=== Request A ===
In the personal reflection on the year 2016, what made the writer hopeful that 2016 would be a good year?
=== Request B ===
Carry on the personal reflection on the year 2016 from its final sentence, keeping its voice and tone.

=== Given passage ===
----

I feel like today is a lucky day for me. I had looked forward to the year 2016 because my fascination with the number 216 made me hopeful that it would be a good year for me. It wasn't that awesome but it wasn't bloody awful either. I think the general consensus, however, is that 2016 has been a pretty shitty year all around the world. Oh, and the only reason this year wasn't bloody awful is because I moved back home at just the right time. I said to moms that I really didn't think I would have coped living in the flat, struggling with everything on my own.

----

=== Given data ===
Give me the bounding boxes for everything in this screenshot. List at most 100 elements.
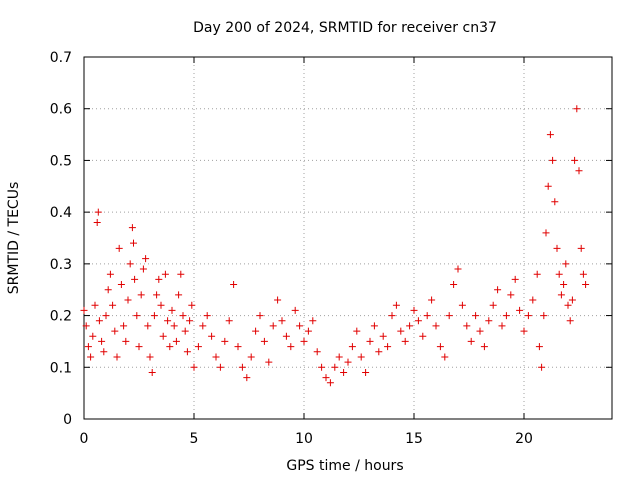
data-point	[166, 343, 174, 351]
data-point	[159, 332, 167, 340]
data-point	[357, 353, 365, 361]
data-point	[87, 353, 95, 361]
data-point	[507, 291, 515, 299]
data-point	[458, 301, 466, 309]
data-point	[379, 332, 387, 340]
data-point	[274, 296, 282, 304]
y-axis-title: SRMTID / TECUs	[6, 182, 22, 295]
data-point	[353, 327, 361, 335]
data-point	[287, 343, 295, 351]
data-point	[557, 291, 565, 299]
data-point	[326, 379, 334, 387]
data-point	[450, 281, 458, 289]
data-point	[432, 322, 440, 330]
data-point	[122, 337, 130, 345]
data-point	[562, 260, 570, 268]
data-point	[216, 363, 224, 371]
y-tick-labels: 0 0.1 0.2 0.3 0.4 0.5 0.6 0.7	[50, 50, 72, 428]
data-point	[291, 306, 299, 314]
x-tick-label: 20	[515, 431, 533, 447]
data-point	[208, 332, 216, 340]
y-tick-label: 0	[63, 412, 72, 428]
data-point	[555, 270, 563, 278]
data-point	[225, 317, 233, 325]
data-point	[161, 270, 169, 278]
data-point	[489, 301, 497, 309]
data-point	[102, 312, 110, 320]
data-point	[230, 281, 238, 289]
data-point	[100, 348, 108, 356]
data-point	[212, 353, 220, 361]
data-point	[564, 301, 572, 309]
data-point	[441, 353, 449, 361]
data-point	[529, 296, 537, 304]
data-point	[126, 260, 134, 268]
data-point	[480, 343, 488, 351]
data-point	[392, 301, 400, 309]
data-point	[579, 270, 587, 278]
data-point	[183, 348, 191, 356]
data-point	[494, 286, 502, 294]
data-point	[511, 275, 519, 283]
data-point	[582, 281, 590, 289]
data-point	[410, 306, 418, 314]
data-point	[401, 337, 409, 345]
data-point	[179, 312, 187, 320]
data-point	[348, 343, 356, 351]
data-point	[139, 265, 147, 273]
y-tick-label: 0.7	[50, 50, 72, 66]
data-point	[91, 301, 99, 309]
data-point	[309, 317, 317, 325]
data-point	[535, 343, 543, 351]
data-point	[170, 322, 178, 330]
data-point	[94, 208, 102, 216]
data-point	[137, 291, 145, 299]
data-point	[313, 348, 321, 356]
data-point	[560, 281, 568, 289]
y-tick-label: 0.2	[50, 309, 72, 325]
data-point	[542, 229, 550, 237]
data-point	[318, 363, 326, 371]
data-point	[111, 327, 119, 335]
data-point	[131, 275, 139, 283]
data-point	[463, 322, 471, 330]
data-point	[221, 337, 229, 345]
data-point	[265, 358, 273, 366]
data-point	[573, 105, 581, 113]
data-point	[502, 312, 510, 320]
data-point	[551, 198, 559, 206]
data-point	[544, 182, 552, 190]
data-point	[476, 327, 484, 335]
data-point	[419, 332, 427, 340]
data-point	[117, 281, 125, 289]
data-point	[144, 322, 152, 330]
data-point	[414, 317, 422, 325]
data-point	[247, 353, 255, 361]
y-tick-label: 0.4	[50, 205, 72, 221]
data-point	[454, 265, 462, 273]
data-point	[128, 224, 136, 232]
x-axis-title: GPS time / hours	[286, 458, 403, 474]
data-point	[498, 322, 506, 330]
data-point	[331, 363, 339, 371]
data-point	[260, 337, 268, 345]
data-point	[278, 317, 286, 325]
data-point	[190, 363, 198, 371]
data-point	[575, 167, 583, 175]
tick-layer	[83, 56, 612, 420]
data-point	[472, 312, 480, 320]
data-point	[520, 327, 528, 335]
data-point	[194, 343, 202, 351]
data-point	[397, 327, 405, 335]
x-tick-labels: 0 5 10 15 20	[80, 431, 533, 447]
data-point	[370, 322, 378, 330]
data-point	[153, 291, 161, 299]
data-point	[164, 317, 172, 325]
data-point	[516, 306, 524, 314]
data-point	[150, 312, 158, 320]
x-tick-label: 15	[405, 431, 423, 447]
data-point	[130, 239, 137, 247]
data-point	[546, 131, 554, 139]
data-point	[362, 368, 370, 376]
data-point	[467, 337, 475, 345]
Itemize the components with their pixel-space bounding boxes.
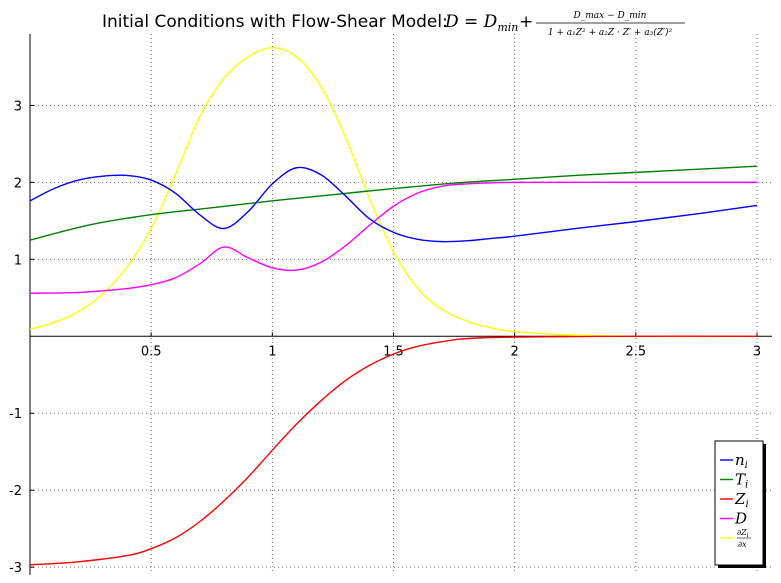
legend-label-t-i: Ti — [735, 471, 748, 491]
y-tick-label-4: 2 — [14, 176, 22, 191]
series-line-t-i — [29, 165, 758, 241]
formula-lhs-sub: min — [497, 21, 518, 34]
legend-label-dz-i-dx-denominator: ∂x — [738, 540, 747, 549]
legend-label-n-i: ni — [735, 451, 748, 471]
x-tick-label-4: 2.5 — [625, 344, 646, 359]
legend-box — [714, 440, 764, 566]
legend-label-t-i-sub: i — [745, 480, 748, 491]
series-line-dz-i-dx — [29, 46, 758, 338]
series-line-z-i — [29, 335, 758, 566]
chart-title-formula-numerator: D_max − D_min — [573, 11, 647, 21]
y-tick-label-0: -3 — [9, 561, 22, 576]
legend-label-z-i: Zi — [734, 490, 749, 510]
chart-title-formula-plus: + — [519, 12, 533, 32]
y-tick-label-3: 1 — [14, 253, 22, 268]
legend-label-dz-i-dx-numerator: ∂Zi — [737, 528, 749, 539]
x-tick-label-1: 1 — [268, 344, 276, 359]
y-tick-label-2: -1 — [9, 407, 22, 422]
chart-title-formula-lhs: D = Dmin — [444, 12, 518, 34]
x-tick-label-5: 3 — [753, 344, 761, 359]
series-lines — [29, 46, 758, 566]
legend-label-d: D — [734, 510, 747, 528]
chart-title: Initial Conditions with Flow-Shear Model… — [102, 11, 685, 38]
legend-label-dz-i-dx-numerator-sub: i — [747, 532, 749, 539]
axes — [29, 34, 772, 575]
x-tick-label-0: 0.5 — [141, 344, 162, 359]
series-line-n-i — [29, 166, 758, 243]
x-tick-label-3: 2 — [511, 344, 519, 359]
y-tick-label-5: 3 — [14, 99, 22, 114]
chart-title-text: Initial Conditions with Flow-Shear Model… — [102, 12, 448, 32]
formula-lhs: D = D — [444, 12, 498, 32]
legend-label-n-i-sub: i — [745, 460, 748, 471]
y-tick-label-1: -2 — [9, 484, 22, 499]
series-line-d — [29, 181, 757, 294]
grid — [30, 34, 772, 571]
chart-title-formula-denominator: 1 + a₁Z² + a₂Z · Z′ + a₃(Z′)² — [548, 27, 673, 38]
legend-label-z-i-sub: i — [745, 499, 748, 510]
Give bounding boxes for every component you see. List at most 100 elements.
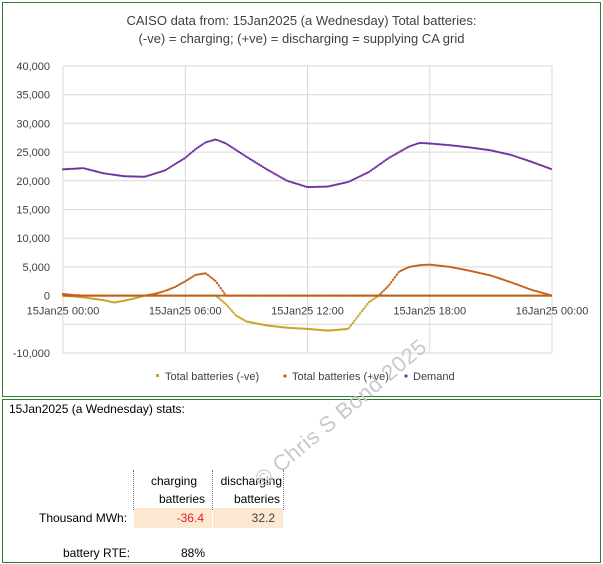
series-point [421,141,424,145]
series-point [437,264,441,267]
series-point [65,168,68,171]
series-point [258,322,261,325]
series-point [360,174,364,177]
series-point [247,156,250,159]
rte-value: 88% [181,546,206,560]
series-point [175,162,178,165]
series-point [311,185,314,189]
series-point [333,183,336,187]
series-point [170,165,173,168]
series-point [221,289,224,292]
series-point [452,266,455,269]
series-point [217,297,220,300]
series-point [107,300,110,303]
legend-marker [156,374,159,377]
series-point [78,167,81,170]
series-point [241,318,244,321]
series-point [258,163,261,166]
series-point [206,140,209,143]
series-point [437,143,441,146]
series-point [410,144,413,147]
series-point [159,170,162,174]
series-point [193,148,197,151]
col-charging-header-1: charging [150,474,197,488]
series-point [160,290,164,293]
series-point [544,165,547,168]
series-point [456,267,459,270]
series-point [448,144,452,147]
y-tick-label: 25,000 [16,147,50,159]
series-point [111,301,114,304]
series-point [503,279,507,282]
series-point [390,155,393,158]
series-point [281,177,285,180]
series-point [533,161,536,164]
series-point [472,146,475,150]
series-point [311,328,314,331]
col-discharging-header-2: batteries [233,492,280,506]
series-point [287,180,290,183]
series-point [181,158,184,161]
series-point [487,273,490,277]
series-point [138,175,142,178]
series-point [366,171,369,174]
series-point [375,165,378,168]
series-point [313,328,316,331]
series-point [107,172,110,176]
series-point [122,299,125,302]
series-point [303,185,307,188]
x-tick-label: 15Jan25 18:00 [393,306,466,318]
series-point [151,173,154,176]
series-point [450,144,453,147]
series-point [434,264,437,267]
series-point [203,142,206,145]
x-tick-label: 15Jan25 12:00 [271,306,344,318]
series-point [494,150,497,153]
series-point [457,145,461,148]
series-point [320,329,323,332]
series-point [276,174,279,177]
series-point [524,158,527,161]
series-point [331,184,334,187]
series-point [432,263,435,267]
series-point [428,263,431,266]
series-point [293,327,296,330]
series-point [168,288,171,291]
series-point [412,143,415,147]
series-point [212,139,215,142]
series-point [243,319,246,322]
series-point [148,174,151,177]
series-point [419,141,422,145]
series-point [135,175,138,178]
y-tick-label: 5,000 [22,262,50,274]
series-point [234,148,237,151]
series-point [135,296,138,299]
series-point [221,300,224,303]
series-point [419,264,422,267]
series-point [274,173,277,176]
series-point [465,269,468,272]
series-point [529,160,532,163]
series-point [417,142,420,145]
series-point [116,174,120,177]
series-point [454,144,457,147]
series-point [149,173,153,176]
series-point [479,147,483,151]
series-point [104,172,107,175]
series-point [142,175,145,178]
series-point [459,145,463,148]
series-point [85,167,88,171]
series-point [95,298,98,301]
series-point [269,324,272,327]
series-point [542,165,545,168]
series-point [380,161,384,164]
series-point [529,288,532,291]
series-point [270,171,274,174]
series-point [236,315,239,318]
series-point [344,181,347,184]
series-point [373,297,376,300]
series-point [360,310,363,313]
series-point [402,148,406,151]
series-point [362,307,365,310]
series-point [487,148,490,152]
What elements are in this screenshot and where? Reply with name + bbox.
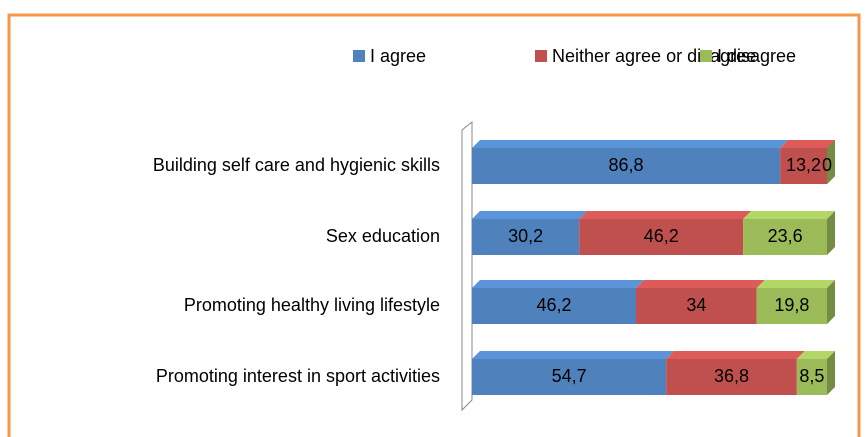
y-tick-label: Promoting interest in sport activities [156, 366, 440, 386]
bar [472, 148, 781, 184]
legend-label: I agree [370, 46, 426, 66]
legend-swatch [353, 50, 365, 62]
bar-top [756, 280, 835, 288]
data-label: 46,2 [644, 226, 679, 246]
data-label: 19,8 [774, 295, 809, 315]
bar-top [780, 140, 835, 148]
bar [472, 219, 580, 255]
data-label: 54,7 [552, 366, 587, 386]
bar [636, 288, 757, 324]
data-label: 0 [822, 155, 832, 175]
data-label: 36,8 [714, 366, 749, 386]
bar-side [827, 351, 835, 395]
data-label: 23,6 [768, 226, 803, 246]
bar-top [472, 280, 645, 288]
bar [780, 148, 827, 184]
back-wall [461, 120, 473, 412]
bar-top [472, 351, 675, 359]
bar [796, 359, 827, 395]
chart-frame [7, 13, 861, 437]
bar-top [743, 211, 835, 219]
data-label: 46,2 [536, 295, 571, 315]
data-label: 34 [686, 295, 706, 315]
legend-swatch [535, 50, 547, 62]
bar [756, 288, 827, 324]
bar-top [472, 140, 789, 148]
y-tick-label: Promoting healthy living lifestyle [184, 295, 440, 315]
bar-top [636, 280, 765, 288]
bar-top [472, 211, 588, 219]
bar [579, 219, 744, 255]
data-label: 8,5 [799, 366, 824, 386]
bar-top [666, 351, 805, 359]
bar-side [827, 140, 835, 184]
bar-side [827, 211, 835, 255]
bar-side [827, 280, 835, 324]
data-label: 86,8 [609, 155, 644, 175]
bar-top [796, 351, 835, 359]
wall [461, 120, 473, 412]
bar [666, 359, 797, 395]
bar-top [579, 211, 752, 219]
y-tick-label: Building self care and hygienic skills [153, 155, 440, 175]
data-label: 30,2 [508, 226, 543, 246]
bar [472, 288, 637, 324]
bar [472, 359, 667, 395]
legend-label: I disagree [717, 46, 796, 66]
bar [743, 219, 827, 255]
data-label: 13,2 [786, 155, 821, 175]
y-tick-label: Sex education [326, 226, 440, 246]
legend-swatch [700, 50, 712, 62]
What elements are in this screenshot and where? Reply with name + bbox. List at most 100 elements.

----

=== Final result A ===
The writer's fascination with the number 216.

=== Final result B ===
I have been much too drained to keep up any kind of online presence. I have one more week of mentalness and then a relaxing 3 day break to look forward to. I've almost made it. This is the very pinnacle of surfing the blowhole. Last week I hit a brick wall. Everything seemed bleak. The week before that I overthought myself into a frenzy that I think too much to become a counsellor. You can think yourself round in circles like a dog chasing it's tail. Just as fruitless though a lot less fun. And with confidence in tatters as usual I mustered another little last ounce of strength. I used it to sing a few songs at Uncle T's open mic night. Gus helped. He helped a lot by playing the wrong chords which resulted in us laughing which kinda made people interested. We played to a small but friendly and supportive crowd who were full of compliments afterwards.
Almost just as exciting as that, and a big part of the reason why I feel today is a lucky day, my new Irish passport arrived which means I can think about getting a small break away somewhere. It's great being so easily pleased :)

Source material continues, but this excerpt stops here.